**What is required**
Tally the lines in the listing below that contain "notation" and report the tally alone.

**Information shown**
* * * * * * * * *

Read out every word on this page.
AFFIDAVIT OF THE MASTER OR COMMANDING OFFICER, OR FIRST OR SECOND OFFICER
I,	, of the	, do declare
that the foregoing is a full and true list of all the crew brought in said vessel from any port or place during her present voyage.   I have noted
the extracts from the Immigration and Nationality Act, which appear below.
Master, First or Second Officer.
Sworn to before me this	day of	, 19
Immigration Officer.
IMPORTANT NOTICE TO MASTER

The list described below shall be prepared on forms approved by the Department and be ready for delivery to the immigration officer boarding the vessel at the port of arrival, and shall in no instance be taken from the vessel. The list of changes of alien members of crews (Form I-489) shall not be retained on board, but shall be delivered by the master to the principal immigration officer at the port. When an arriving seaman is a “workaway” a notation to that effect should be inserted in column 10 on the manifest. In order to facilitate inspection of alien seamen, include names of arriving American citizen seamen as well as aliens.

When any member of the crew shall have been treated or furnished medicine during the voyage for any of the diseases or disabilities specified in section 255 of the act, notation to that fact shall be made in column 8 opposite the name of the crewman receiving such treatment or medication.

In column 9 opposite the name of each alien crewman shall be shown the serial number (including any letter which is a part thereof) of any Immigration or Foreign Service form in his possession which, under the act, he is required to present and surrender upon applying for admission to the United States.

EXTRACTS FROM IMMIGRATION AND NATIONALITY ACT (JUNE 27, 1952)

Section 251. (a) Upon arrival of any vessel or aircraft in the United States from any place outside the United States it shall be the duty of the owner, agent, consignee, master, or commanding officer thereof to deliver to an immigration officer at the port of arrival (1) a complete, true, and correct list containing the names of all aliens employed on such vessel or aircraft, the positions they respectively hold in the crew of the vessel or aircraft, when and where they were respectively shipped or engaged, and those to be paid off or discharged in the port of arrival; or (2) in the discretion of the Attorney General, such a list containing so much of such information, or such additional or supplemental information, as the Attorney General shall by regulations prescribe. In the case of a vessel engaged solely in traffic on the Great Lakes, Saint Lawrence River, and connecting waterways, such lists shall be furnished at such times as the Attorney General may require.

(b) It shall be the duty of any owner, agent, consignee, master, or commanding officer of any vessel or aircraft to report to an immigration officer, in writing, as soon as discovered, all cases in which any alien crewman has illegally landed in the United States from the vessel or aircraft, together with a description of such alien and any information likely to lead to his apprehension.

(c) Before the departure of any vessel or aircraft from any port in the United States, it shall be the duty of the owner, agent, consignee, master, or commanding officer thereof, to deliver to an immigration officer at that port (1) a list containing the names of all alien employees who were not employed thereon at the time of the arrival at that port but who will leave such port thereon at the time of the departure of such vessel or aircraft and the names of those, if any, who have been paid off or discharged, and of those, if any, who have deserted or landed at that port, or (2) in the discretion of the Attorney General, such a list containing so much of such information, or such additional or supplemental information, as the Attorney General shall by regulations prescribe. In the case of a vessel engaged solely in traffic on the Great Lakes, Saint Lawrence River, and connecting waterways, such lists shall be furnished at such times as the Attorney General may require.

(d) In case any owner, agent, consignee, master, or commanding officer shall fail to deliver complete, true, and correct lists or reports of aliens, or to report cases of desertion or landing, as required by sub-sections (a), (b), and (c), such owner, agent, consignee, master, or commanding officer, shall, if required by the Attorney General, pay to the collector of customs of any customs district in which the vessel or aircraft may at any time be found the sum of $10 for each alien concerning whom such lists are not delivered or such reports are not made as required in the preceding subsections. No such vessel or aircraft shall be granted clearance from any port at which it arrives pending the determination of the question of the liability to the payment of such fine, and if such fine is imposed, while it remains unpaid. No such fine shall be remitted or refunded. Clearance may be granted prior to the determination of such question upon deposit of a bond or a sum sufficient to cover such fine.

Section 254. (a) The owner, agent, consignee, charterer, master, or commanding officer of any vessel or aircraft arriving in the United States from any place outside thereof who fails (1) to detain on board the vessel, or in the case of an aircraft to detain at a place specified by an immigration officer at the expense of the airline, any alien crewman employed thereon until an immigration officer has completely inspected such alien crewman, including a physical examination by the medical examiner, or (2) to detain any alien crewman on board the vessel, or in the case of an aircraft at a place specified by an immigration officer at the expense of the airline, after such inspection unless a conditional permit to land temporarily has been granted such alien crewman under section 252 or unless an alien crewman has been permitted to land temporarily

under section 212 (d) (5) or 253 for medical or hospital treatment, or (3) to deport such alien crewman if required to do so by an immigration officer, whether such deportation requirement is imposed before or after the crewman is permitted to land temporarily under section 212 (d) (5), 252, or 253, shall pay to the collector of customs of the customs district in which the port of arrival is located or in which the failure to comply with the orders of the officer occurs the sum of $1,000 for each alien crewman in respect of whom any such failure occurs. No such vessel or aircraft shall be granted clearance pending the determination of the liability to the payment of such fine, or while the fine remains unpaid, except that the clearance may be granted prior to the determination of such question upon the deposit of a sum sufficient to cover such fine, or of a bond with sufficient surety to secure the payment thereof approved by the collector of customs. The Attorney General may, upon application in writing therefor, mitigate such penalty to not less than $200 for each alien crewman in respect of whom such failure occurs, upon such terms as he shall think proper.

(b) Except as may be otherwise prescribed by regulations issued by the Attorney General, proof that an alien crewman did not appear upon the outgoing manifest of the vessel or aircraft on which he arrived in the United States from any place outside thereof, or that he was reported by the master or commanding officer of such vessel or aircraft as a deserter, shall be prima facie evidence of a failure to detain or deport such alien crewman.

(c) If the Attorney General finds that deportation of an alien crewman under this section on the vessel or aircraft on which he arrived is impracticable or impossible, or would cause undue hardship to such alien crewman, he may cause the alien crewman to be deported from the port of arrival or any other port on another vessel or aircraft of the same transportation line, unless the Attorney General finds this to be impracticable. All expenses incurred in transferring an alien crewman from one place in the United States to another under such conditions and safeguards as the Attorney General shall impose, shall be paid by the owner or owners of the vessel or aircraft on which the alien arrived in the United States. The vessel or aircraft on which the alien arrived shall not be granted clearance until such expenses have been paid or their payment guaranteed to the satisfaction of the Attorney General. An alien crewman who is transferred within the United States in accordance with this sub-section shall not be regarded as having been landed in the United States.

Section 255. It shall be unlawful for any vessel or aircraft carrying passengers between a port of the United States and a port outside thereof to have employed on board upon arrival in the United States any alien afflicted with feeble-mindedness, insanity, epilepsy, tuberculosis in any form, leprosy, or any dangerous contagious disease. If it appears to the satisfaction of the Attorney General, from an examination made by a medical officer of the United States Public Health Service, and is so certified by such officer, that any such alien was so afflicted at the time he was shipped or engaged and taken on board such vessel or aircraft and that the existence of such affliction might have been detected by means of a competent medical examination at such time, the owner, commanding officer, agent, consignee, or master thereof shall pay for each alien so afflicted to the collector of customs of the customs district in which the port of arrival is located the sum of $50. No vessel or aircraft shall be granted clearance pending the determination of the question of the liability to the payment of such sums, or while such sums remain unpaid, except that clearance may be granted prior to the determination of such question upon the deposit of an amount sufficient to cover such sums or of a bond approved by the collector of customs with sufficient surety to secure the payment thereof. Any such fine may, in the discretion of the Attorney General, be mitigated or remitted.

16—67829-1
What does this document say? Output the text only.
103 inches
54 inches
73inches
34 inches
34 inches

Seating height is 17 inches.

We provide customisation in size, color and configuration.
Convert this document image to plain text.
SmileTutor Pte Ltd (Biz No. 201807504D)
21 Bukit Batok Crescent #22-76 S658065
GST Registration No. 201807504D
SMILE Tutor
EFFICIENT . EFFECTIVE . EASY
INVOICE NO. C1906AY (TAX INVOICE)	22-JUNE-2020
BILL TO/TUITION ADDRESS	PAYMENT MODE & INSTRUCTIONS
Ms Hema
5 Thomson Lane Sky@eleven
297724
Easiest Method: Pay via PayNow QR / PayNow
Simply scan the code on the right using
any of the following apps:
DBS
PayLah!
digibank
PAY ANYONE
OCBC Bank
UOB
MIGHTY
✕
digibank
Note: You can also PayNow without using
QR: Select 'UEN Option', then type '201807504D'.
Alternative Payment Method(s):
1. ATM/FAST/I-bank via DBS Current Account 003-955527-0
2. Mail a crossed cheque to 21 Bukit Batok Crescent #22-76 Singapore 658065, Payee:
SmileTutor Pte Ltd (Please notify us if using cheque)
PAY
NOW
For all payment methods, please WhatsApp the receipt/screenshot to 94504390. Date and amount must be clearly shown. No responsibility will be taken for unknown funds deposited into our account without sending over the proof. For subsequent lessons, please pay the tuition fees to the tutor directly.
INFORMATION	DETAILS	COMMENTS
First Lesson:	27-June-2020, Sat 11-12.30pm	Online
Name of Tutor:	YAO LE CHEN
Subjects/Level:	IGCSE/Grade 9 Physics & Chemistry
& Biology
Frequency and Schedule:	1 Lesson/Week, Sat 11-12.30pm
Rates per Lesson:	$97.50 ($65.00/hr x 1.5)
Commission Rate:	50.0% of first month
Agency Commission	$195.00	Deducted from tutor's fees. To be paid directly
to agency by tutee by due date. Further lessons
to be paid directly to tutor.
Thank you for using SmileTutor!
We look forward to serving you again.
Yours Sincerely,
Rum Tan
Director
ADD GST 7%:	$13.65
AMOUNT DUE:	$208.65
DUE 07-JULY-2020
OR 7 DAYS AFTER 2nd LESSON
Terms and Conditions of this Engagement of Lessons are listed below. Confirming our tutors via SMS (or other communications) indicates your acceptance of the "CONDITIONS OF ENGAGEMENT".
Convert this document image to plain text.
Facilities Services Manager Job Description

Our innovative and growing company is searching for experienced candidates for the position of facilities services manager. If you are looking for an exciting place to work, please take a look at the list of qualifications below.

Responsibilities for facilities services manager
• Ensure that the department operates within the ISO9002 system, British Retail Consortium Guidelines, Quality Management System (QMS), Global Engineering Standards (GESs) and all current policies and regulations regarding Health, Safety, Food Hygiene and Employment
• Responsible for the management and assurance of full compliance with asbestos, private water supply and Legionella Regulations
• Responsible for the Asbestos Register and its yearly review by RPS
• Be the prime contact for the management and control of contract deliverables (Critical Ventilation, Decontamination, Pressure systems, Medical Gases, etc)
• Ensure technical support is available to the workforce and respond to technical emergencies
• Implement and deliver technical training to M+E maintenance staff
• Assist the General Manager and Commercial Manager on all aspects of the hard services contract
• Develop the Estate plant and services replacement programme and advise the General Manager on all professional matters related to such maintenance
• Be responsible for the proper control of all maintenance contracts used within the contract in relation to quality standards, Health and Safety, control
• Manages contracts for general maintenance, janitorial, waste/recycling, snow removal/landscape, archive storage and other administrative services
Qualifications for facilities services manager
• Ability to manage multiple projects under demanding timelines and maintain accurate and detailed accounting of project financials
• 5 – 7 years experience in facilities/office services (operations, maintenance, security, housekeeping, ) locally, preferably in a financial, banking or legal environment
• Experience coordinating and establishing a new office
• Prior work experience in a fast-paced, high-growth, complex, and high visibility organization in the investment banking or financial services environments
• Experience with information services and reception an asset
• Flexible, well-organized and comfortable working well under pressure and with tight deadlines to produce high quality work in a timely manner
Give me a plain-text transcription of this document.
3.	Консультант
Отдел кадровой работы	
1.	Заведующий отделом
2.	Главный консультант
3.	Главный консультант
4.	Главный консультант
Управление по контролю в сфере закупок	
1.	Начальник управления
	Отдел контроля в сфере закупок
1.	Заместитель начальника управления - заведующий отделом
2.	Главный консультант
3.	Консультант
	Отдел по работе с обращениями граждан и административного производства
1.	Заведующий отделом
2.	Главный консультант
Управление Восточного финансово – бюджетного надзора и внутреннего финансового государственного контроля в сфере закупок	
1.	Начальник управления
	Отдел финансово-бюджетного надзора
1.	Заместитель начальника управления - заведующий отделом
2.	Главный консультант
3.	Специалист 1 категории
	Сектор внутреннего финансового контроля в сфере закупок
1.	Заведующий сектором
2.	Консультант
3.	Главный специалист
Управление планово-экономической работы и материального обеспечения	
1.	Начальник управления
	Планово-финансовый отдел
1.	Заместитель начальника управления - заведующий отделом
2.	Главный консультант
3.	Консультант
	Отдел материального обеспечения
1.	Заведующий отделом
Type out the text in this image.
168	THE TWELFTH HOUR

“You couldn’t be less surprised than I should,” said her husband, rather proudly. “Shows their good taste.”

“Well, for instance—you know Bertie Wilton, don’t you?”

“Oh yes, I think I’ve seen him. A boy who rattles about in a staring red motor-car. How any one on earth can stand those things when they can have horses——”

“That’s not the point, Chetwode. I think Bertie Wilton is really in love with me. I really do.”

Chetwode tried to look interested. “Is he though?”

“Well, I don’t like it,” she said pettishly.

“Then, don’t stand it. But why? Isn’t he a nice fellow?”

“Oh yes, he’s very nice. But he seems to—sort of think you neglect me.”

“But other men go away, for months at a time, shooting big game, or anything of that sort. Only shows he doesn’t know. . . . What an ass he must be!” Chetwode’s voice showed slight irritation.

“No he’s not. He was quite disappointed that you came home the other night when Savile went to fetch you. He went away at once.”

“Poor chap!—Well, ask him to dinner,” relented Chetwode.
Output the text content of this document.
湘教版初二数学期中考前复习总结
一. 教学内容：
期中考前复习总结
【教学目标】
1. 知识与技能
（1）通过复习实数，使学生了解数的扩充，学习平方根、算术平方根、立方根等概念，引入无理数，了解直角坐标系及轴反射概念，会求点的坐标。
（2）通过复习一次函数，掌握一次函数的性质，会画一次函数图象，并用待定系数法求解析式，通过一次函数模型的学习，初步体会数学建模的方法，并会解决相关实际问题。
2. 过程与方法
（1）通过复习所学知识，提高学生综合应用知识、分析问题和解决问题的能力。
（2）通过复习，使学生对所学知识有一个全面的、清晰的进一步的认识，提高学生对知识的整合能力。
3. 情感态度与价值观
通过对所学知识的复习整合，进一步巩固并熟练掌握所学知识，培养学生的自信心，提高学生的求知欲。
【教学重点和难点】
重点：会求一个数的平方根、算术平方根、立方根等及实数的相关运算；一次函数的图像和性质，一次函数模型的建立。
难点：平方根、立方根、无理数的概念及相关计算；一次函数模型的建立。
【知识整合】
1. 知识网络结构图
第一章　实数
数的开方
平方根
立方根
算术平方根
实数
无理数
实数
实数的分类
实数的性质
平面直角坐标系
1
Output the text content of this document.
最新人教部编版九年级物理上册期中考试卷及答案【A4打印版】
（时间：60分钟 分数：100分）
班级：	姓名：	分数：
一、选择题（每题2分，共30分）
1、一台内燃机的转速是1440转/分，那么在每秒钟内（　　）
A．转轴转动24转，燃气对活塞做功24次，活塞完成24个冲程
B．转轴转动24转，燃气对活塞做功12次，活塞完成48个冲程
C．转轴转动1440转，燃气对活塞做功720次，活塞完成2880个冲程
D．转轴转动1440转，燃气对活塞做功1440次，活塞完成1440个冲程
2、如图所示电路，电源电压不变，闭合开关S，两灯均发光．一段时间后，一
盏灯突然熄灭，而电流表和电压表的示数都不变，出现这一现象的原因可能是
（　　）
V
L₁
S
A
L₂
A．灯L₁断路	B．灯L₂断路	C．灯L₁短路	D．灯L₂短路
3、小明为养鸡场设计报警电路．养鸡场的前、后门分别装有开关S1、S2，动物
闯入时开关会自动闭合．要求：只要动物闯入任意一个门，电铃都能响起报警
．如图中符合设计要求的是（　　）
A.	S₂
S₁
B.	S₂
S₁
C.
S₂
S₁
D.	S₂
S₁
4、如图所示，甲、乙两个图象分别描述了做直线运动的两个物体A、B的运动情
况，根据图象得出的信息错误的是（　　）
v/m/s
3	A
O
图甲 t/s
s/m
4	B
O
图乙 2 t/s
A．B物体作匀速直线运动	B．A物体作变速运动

* * * * * * * * *

**Finished exercise**
2